■ DO THIS
Compute how many lines in the entries below contain "объем", and output nothing but the number.

-- Begin RECORDS FOR THIS EXERCISE --

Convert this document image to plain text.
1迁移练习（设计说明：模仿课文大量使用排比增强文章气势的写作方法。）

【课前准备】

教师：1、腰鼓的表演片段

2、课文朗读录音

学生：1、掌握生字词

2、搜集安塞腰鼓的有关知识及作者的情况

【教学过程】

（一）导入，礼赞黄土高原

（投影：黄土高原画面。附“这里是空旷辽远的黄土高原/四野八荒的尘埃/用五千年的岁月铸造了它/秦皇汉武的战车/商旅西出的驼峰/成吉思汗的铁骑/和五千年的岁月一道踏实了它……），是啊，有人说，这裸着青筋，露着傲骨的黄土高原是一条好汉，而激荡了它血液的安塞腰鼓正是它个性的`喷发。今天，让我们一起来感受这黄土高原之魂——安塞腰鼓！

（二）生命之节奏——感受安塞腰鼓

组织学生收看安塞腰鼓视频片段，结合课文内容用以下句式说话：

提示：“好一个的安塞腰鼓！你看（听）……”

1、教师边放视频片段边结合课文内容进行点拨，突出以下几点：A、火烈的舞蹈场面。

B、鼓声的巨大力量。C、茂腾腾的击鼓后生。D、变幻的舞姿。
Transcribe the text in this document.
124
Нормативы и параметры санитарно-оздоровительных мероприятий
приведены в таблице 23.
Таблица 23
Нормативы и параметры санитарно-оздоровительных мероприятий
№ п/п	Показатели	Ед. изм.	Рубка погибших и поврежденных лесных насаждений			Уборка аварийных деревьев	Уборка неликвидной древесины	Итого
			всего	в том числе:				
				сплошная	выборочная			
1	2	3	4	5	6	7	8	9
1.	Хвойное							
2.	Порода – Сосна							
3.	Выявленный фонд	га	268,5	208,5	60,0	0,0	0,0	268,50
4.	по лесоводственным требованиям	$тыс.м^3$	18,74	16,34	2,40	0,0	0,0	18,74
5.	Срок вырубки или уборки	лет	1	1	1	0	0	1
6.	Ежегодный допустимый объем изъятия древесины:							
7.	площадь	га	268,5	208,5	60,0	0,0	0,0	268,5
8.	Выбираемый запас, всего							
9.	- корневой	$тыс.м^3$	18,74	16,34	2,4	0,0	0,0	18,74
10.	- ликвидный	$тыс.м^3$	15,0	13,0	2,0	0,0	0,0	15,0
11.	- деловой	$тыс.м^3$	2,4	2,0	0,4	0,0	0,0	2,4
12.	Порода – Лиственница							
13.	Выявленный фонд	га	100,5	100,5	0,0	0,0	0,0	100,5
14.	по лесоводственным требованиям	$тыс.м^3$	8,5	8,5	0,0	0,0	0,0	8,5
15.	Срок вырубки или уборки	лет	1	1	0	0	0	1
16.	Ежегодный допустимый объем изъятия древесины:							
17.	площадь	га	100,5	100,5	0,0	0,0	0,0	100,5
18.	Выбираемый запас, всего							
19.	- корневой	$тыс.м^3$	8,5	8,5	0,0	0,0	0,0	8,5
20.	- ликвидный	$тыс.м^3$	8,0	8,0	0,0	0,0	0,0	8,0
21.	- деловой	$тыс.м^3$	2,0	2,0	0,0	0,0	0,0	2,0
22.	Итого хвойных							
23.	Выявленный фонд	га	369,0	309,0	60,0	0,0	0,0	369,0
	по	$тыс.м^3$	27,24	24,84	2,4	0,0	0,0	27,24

-- End RECORDS FOR THIS EXERCISE --

■ ANSWER
2